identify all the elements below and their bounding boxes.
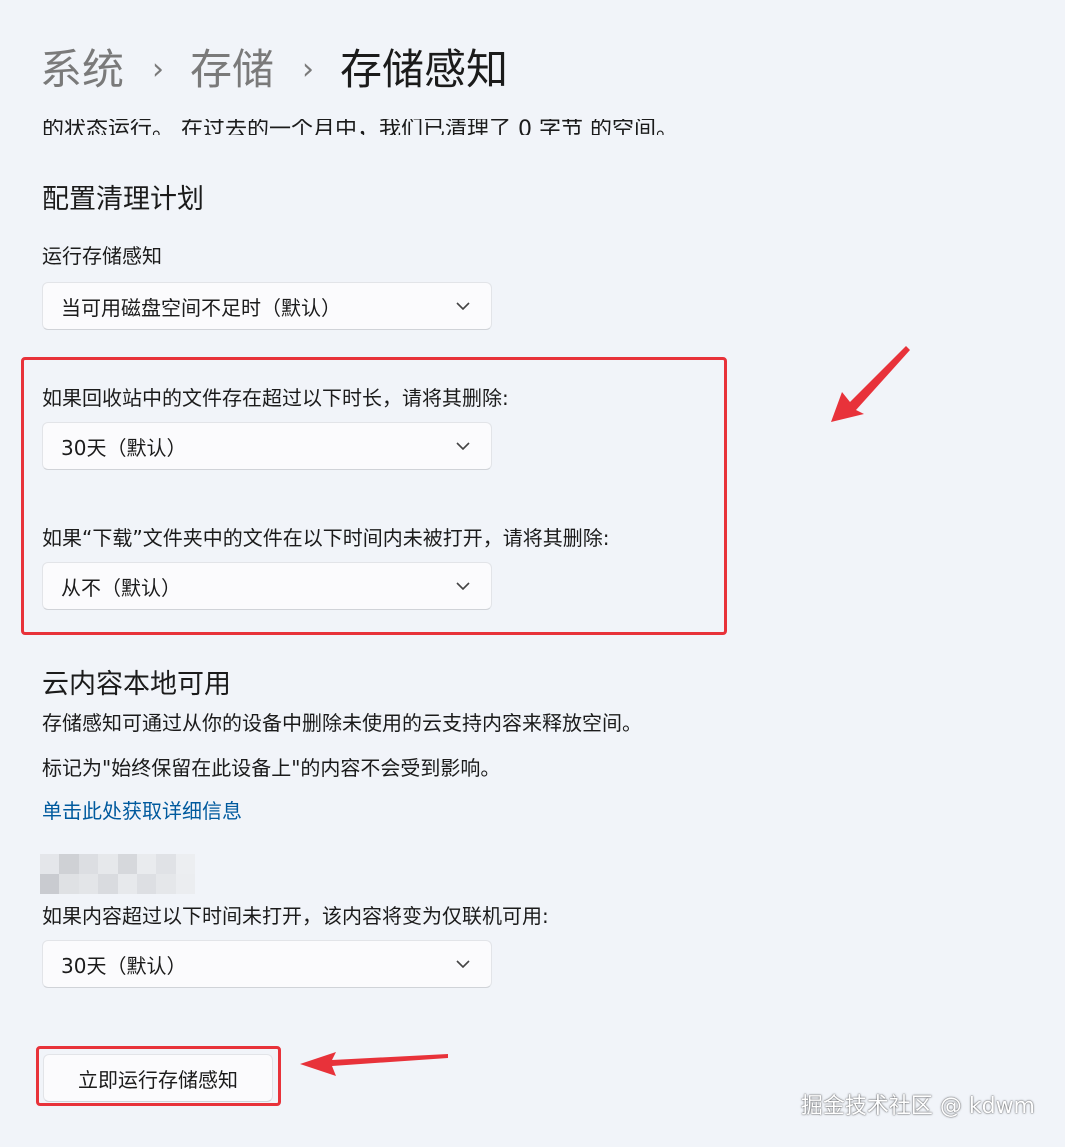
------------------------------
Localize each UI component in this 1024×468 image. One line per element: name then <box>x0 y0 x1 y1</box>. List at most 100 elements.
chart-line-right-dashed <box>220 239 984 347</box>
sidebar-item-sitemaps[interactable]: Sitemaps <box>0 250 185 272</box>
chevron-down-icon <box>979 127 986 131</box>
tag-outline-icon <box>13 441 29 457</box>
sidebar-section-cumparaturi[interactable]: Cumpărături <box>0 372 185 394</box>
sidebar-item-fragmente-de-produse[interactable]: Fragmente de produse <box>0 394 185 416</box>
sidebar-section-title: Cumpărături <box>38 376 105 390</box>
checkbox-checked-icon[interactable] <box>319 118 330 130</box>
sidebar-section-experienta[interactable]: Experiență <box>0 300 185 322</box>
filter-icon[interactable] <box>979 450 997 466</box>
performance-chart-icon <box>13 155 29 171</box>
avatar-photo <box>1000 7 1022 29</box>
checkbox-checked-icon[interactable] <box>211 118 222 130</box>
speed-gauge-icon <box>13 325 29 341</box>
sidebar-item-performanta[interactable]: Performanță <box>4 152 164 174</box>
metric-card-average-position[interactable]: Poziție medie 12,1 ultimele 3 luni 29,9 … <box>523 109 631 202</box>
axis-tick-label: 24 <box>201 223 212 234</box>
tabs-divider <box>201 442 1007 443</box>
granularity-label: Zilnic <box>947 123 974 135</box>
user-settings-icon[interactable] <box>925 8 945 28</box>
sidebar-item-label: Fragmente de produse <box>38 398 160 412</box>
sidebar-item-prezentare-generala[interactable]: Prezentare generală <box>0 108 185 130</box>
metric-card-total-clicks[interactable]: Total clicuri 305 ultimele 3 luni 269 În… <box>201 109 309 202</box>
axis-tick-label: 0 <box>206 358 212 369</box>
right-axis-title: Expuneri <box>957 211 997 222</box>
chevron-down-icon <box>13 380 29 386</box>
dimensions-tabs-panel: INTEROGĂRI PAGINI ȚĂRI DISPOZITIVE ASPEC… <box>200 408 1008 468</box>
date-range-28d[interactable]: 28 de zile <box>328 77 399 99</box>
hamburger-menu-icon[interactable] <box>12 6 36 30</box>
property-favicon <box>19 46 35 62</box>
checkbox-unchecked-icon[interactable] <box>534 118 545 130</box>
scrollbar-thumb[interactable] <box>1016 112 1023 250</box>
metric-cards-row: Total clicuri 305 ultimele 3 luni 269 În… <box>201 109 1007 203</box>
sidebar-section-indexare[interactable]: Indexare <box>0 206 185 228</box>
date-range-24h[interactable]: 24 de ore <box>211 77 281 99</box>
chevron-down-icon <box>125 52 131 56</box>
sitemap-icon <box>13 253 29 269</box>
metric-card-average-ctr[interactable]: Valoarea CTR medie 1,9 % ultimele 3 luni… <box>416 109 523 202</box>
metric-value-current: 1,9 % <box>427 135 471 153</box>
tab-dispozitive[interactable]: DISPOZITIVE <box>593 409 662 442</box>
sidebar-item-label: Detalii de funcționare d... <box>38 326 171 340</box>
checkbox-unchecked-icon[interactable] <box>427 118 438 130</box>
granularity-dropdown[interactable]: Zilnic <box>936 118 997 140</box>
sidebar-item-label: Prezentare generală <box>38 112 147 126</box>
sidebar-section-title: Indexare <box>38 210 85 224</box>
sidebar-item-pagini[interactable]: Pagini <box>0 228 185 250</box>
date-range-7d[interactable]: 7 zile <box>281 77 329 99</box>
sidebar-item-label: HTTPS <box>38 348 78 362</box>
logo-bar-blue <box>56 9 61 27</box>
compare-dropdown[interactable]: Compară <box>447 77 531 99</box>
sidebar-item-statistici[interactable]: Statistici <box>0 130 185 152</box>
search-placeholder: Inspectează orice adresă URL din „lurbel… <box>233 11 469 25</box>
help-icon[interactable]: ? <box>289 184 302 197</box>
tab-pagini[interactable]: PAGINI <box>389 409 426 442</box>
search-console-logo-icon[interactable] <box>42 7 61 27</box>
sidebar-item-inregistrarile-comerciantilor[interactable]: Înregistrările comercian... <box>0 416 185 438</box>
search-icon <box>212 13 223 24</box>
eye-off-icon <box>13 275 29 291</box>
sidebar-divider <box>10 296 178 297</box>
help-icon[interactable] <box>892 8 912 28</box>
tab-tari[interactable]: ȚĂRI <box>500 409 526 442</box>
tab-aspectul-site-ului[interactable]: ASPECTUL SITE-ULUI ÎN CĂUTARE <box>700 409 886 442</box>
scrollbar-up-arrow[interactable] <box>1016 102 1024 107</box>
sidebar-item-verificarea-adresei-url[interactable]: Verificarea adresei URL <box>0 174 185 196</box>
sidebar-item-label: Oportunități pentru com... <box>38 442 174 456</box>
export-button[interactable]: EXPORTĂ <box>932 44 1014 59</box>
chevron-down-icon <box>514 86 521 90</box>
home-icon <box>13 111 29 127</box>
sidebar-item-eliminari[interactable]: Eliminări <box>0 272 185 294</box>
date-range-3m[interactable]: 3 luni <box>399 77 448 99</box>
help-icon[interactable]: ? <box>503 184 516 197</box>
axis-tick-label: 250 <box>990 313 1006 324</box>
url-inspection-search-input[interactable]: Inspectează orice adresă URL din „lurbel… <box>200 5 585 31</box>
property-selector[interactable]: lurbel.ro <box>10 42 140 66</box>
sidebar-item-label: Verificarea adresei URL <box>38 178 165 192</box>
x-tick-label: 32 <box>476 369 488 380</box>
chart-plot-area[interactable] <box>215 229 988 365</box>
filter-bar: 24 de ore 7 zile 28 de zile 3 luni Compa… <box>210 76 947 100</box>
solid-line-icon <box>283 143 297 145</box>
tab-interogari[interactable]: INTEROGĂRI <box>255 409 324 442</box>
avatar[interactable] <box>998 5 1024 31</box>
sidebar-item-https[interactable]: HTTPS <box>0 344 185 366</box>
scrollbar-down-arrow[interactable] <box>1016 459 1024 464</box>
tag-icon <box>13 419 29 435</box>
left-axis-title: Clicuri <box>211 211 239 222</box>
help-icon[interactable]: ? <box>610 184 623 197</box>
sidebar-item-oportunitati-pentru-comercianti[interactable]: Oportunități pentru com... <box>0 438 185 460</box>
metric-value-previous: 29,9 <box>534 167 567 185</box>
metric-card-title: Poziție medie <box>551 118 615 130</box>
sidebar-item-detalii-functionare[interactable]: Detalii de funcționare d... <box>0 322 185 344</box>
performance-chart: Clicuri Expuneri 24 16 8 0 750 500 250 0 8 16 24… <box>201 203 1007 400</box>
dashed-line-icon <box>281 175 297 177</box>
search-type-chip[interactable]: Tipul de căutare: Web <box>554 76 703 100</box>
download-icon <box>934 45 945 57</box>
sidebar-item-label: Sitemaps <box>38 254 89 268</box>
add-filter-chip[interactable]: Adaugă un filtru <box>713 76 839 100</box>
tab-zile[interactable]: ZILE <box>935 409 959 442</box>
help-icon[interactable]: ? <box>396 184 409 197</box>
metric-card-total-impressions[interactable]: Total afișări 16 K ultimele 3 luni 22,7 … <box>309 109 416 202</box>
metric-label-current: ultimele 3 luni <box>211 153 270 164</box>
------------------------------
### Directions for this task
Turn the part of the entries that opens with the line containing "Localize each UI" and closes with the line containing "avatar-photo <box>1000 7 1022 29</box>" into a numbered list, leaving out any blank lines. Include both end lines and nothing outside that span.

### Output for this exercise
1. Localize each UI component in this 1024×468 image. One line per element: name then <box>x0 y0 x1 y1</box>. List at most 100 elements.
2. chart-line-right-dashed <box>220 239 984 347</box>
3. sidebar-item-sitemaps[interactable]: Sitemaps <box>0 250 185 272</box>
4. chevron-down-icon <box>979 127 986 131</box>
5. tag-outline-icon <box>13 441 29 457</box>
6. sidebar-section-cumparaturi[interactable]: Cumpărături <box>0 372 185 394</box>
7. sidebar-item-fragmente-de-produse[interactable]: Fragmente de produse <box>0 394 185 416</box>
8. sidebar-section-title: Cumpărături <box>38 376 105 390</box>
9. checkbox-checked-icon[interactable] <box>319 118 330 130</box>
10. sidebar-section-experienta[interactable]: Experiență <box>0 300 185 322</box>
11. filter-icon[interactable] <box>979 450 997 466</box>
12. performance-chart-icon <box>13 155 29 171</box>
13. avatar-photo <box>1000 7 1022 29</box>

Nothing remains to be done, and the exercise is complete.